LISTED ENTRIES>
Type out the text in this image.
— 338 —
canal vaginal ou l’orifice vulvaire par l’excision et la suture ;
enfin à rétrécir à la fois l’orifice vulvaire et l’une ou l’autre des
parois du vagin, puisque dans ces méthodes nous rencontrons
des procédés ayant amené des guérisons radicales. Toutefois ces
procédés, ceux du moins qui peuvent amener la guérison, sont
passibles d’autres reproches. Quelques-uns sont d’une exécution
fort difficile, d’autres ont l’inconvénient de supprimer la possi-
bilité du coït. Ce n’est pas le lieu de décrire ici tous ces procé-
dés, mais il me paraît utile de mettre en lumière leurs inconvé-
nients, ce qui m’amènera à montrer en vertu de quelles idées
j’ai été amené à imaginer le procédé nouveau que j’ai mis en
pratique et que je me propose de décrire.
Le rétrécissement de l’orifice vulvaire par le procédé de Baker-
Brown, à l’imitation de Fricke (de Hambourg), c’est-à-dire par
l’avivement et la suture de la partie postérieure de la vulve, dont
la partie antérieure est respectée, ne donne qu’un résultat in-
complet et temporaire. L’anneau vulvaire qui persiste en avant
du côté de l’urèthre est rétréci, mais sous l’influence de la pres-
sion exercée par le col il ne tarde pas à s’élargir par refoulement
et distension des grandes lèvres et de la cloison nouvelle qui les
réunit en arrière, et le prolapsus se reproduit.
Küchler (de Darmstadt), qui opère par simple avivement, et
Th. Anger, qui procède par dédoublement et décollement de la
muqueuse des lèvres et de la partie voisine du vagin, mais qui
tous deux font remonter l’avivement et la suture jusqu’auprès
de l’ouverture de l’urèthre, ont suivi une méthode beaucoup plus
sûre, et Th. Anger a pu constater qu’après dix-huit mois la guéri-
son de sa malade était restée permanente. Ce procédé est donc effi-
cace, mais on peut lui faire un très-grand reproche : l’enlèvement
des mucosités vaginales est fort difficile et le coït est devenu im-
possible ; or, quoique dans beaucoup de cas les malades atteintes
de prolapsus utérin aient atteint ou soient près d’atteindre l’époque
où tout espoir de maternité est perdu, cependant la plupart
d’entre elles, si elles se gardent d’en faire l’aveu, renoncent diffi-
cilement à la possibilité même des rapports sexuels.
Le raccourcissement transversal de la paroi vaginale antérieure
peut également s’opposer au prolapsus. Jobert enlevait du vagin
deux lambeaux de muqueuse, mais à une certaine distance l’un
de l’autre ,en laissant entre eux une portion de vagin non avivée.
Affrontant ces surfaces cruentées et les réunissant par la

PROBLEM STATEMENT>
Return every line of the preceding records in which the word "difficile" appears.

FINISHED EXERCISE>
fort difficile, d’autres ont l’inconvénient de supprimer la possi-
des mucosités vaginales est fort difficile et le coït est devenu im-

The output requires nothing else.